Go through the entries below and retype them exactly, omitting each picture.

(Dataset entries)
****************************************

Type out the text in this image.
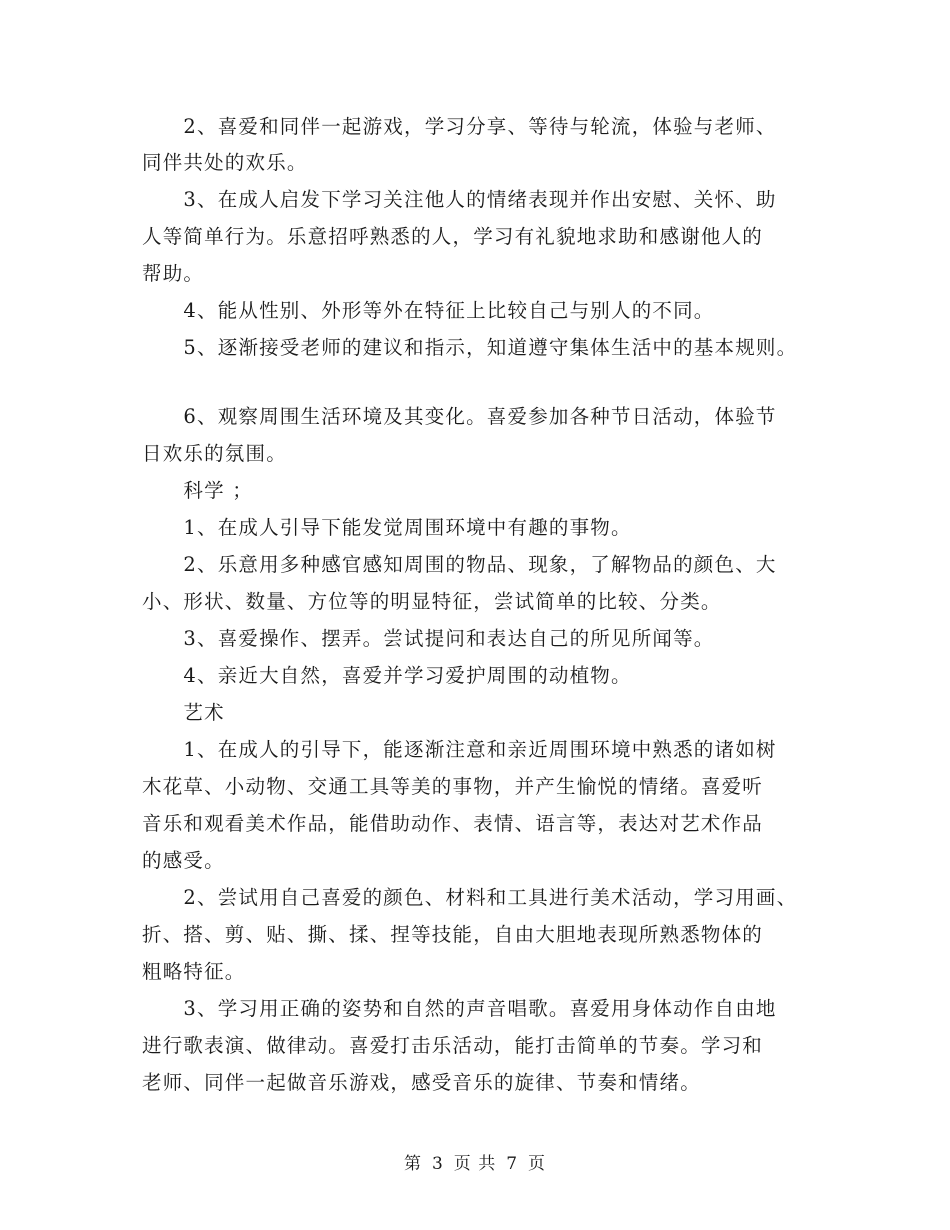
　　2、喜爱和同伴一起游戏，学习分享、等待与轮流，体验与老师、
同伴共处的欢乐。
　　3、在成人启发下学习关注他人的情绪表现并作出安慰、关怀、助
人等简单行为。乐意招呼熟悉的人，学习有礼貌地求助和感谢他人的
帮助。
　　4、能从性别、外形等外在特征上比较自己与别人的不同。
　　5、逐渐接受老师的建议和指示，知道遵守集体生活中的基本规则。
　　6、观察周围生活环境及其变化。喜爱参加各种节日活动，体验节
日欢乐的氛围。
　　科学 ；
　　1、在成人引导下能发觉周围环境中有趣的事物。
　　2、乐意用多种感官感知周围的物品、现象，了解物品的颜色、大
小、形状、数量、方位等的明显特征，尝试简单的比较、分类。
　　3、喜爱操作、摆弄。尝试提问和表达自己的所见所闻等。
　　4、亲近大自然，喜爱并学习爱护周围的动植物。
　　艺术
　　1、在成人的引导下，能逐渐注意和亲近周围环境中熟悉的诸如树
木花草、小动物、交通工具等美的事物，并产生愉悦的情绪。喜爱听
音乐和观看美术作品，能借助动作、表情、语言等，表达对艺术作品
的感受。
　　2、尝试用自己喜爱的颜色、材料和工具进行美术活动，学习用画、
折、搭、剪、贴、撕、揉、捏等技能，自由大胆地表现所熟悉物体的
粗略特征。
　　3、学习用正确的姿势和自然的声音唱歌。喜爱用身体动作自由地
进行歌表演、做律动。喜爱打击乐活动，能打击简单的节奏。学习和
老师、同伴一起做音乐游戏，感受音乐的旋律、节奏和情绪。
第 3 页 共 7 页
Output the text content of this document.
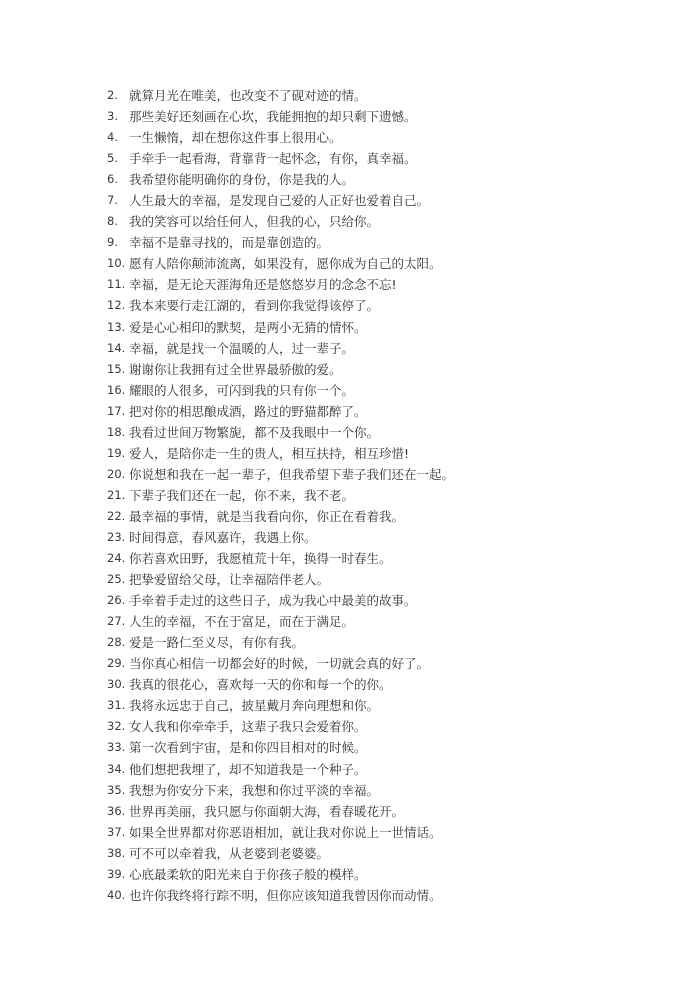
2. 就算月光在唯美，也改变不了砚对迹的情。
3. 那些美好还刻画在心坎，我能拥抱的却只剩下遗憾。
4. 一生懒惰，却在想你这件事上很用心。
5. 手牵手一起看海，背靠背一起怀念，有你，真幸福。
6. 我希望你能明确你的身份，你是我的人。
7. 人生最大的幸福，是发现自己爱的人正好也爱着自己。
8. 我的笑容可以给任何人，但我的心，只给你。
9. 幸福不是靠寻找的，而是靠创造的。
10. 愿有人陪你颠沛流离，如果没有，愿你成为自己的太阳。
11. 幸福，是无论天涯海角还是悠悠岁月的念念不忘!
12. 我本来要行走江湖的，看到你我觉得该停了。
13. 爱是心心相印的默契，是两小无猜的情怀。
14. 幸福，就是找一个温暖的人，过一辈子。
15. 谢谢你让我拥有过全世界最骄傲的爱。
16. 耀眼的人很多，可闪到我的只有你一个。
17. 把对你的相思酿成酒，路过的野猫都醉了。
18. 我看过世间万物繁旎，都不及我眼中一个你。
19. 爱人，是陪你走一生的贵人，相互扶持，相互珍惜!
20. 你说想和我在一起一辈子，但我希望下辈子我们还在一起。
21. 下辈子我们还在一起，你不来，我不老。
22. 最幸福的事情，就是当我看向你，你正在看着我。
23. 时间得意，春风嘉许，我遇上你。
24. 你若喜欢田野，我愿植荒十年，换得一时春生。
25. 把挚爱留给父母，让幸福陪伴老人。
26. 手牵着手走过的这些日子，成为我心中最美的故事。
27. 人生的幸福，不在于富足，而在于满足。
28. 爱是一路仁至义尽，有你有我。
29. 当你真心相信一切都会好的时候，一切就会真的好了。
30. 我真的很花心，喜欢每一天的你和每一个的你。
31. 我将永远忠于自己，披星戴月奔向理想和你。
32. 女人我和你牵牵手，这辈子我只会爱着你。
33. 第一次看到宇宙，是和你四目相对的时候。
34. 他们想把我埋了，却不知道我是一个种子。
35. 我想为你安分下来，我想和你过平淡的幸福。
36. 世界再美丽，我只愿与你面朝大海，看春暖花开。
37. 如果全世界都对你恶语相加，就让我对你说上一世情话。
38. 可不可以牵着我，从老婆到老婆婆。
39. 心底最柔软的阳光来自于你孩子般的模样。
40. 也许你我终将行踪不明，但你应该知道我曾因你而动情。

****************************************

— CORRECT OUTPUT —
Type out the text in this image.
　　2、喜爱和同伴一起游戏，学习分享、等待与轮流，体验与老师、
同伴共处的欢乐。
　　3、在成人启发下学习关注他人的情绪表现并作出安慰、关怀、助
人等简单行为。乐意招呼熟悉的人，学习有礼貌地求助和感谢他人的
帮助。
　　4、能从性别、外形等外在特征上比较自己与别人的不同。
　　5、逐渐接受老师的建议和指示，知道遵守集体生活中的基本规则。
　　6、观察周围生活环境及其变化。喜爱参加各种节日活动，体验节
日欢乐的氛围。
　　科学 ；
　　1、在成人引导下能发觉周围环境中有趣的事物。
　　2、乐意用多种感官感知周围的物品、现象，了解物品的颜色、大
小、形状、数量、方位等的明显特征，尝试简单的比较、分类。
　　3、喜爱操作、摆弄。尝试提问和表达自己的所见所闻等。
　　4、亲近大自然，喜爱并学习爱护周围的动植物。
　　艺术
　　1、在成人的引导下，能逐渐注意和亲近周围环境中熟悉的诸如树
木花草、小动物、交通工具等美的事物，并产生愉悦的情绪。喜爱听
音乐和观看美术作品，能借助动作、表情、语言等，表达对艺术作品
的感受。
　　2、尝试用自己喜爱的颜色、材料和工具进行美术活动，学习用画、
折、搭、剪、贴、撕、揉、捏等技能，自由大胆地表现所熟悉物体的
粗略特征。
　　3、学习用正确的姿势和自然的声音唱歌。喜爱用身体动作自由地
进行歌表演、做律动。喜爱打击乐活动，能打击简单的节奏。学习和
老师、同伴一起做音乐游戏，感受音乐的旋律、节奏和情绪。
第 3 页 共 7 页
Output the text content of this document.
2. 就算月光在唯美，也改变不了砚对迹的情。
3. 那些美好还刻画在心坎，我能拥抱的却只剩下遗憾。
4. 一生懒惰，却在想你这件事上很用心。
5. 手牵手一起看海，背靠背一起怀念，有你，真幸福。
6. 我希望你能明确你的身份，你是我的人。
7. 人生最大的幸福，是发现自己爱的人正好也爱着自己。
8. 我的笑容可以给任何人，但我的心，只给你。
9. 幸福不是靠寻找的，而是靠创造的。
10. 愿有人陪你颠沛流离，如果没有，愿你成为自己的太阳。
11. 幸福，是无论天涯海角还是悠悠岁月的念念不忘!
12. 我本来要行走江湖的，看到你我觉得该停了。
13. 爱是心心相印的默契，是两小无猜的情怀。
14. 幸福，就是找一个温暖的人，过一辈子。
15. 谢谢你让我拥有过全世界最骄傲的爱。
16. 耀眼的人很多，可闪到我的只有你一个。
17. 把对你的相思酿成酒，路过的野猫都醉了。
18. 我看过世间万物繁旎，都不及我眼中一个你。
19. 爱人，是陪你走一生的贵人，相互扶持，相互珍惜!
20. 你说想和我在一起一辈子，但我希望下辈子我们还在一起。
21. 下辈子我们还在一起，你不来，我不老。
22. 最幸福的事情，就是当我看向你，你正在看着我。
23. 时间得意，春风嘉许，我遇上你。
24. 你若喜欢田野，我愿植荒十年，换得一时春生。
25. 把挚爱留给父母，让幸福陪伴老人。
26. 手牵着手走过的这些日子，成为我心中最美的故事。
27. 人生的幸福，不在于富足，而在于满足。
28. 爱是一路仁至义尽，有你有我。
29. 当你真心相信一切都会好的时候，一切就会真的好了。
30. 我真的很花心，喜欢每一天的你和每一个的你。
31. 我将永远忠于自己，披星戴月奔向理想和你。
32. 女人我和你牵牵手，这辈子我只会爱着你。
33. 第一次看到宇宙，是和你四目相对的时候。
34. 他们想把我埋了，却不知道我是一个种子。
35. 我想为你安分下来，我想和你过平淡的幸福。
36. 世界再美丽，我只愿与你面朝大海，看春暖花开。
37. 如果全世界都对你恶语相加，就让我对你说上一世情话。
38. 可不可以牵着我，从老婆到老婆婆。
39. 心底最柔软的阳光来自于你孩子般的模样。
40. 也许你我终将行踪不明，但你应该知道我曾因你而动情。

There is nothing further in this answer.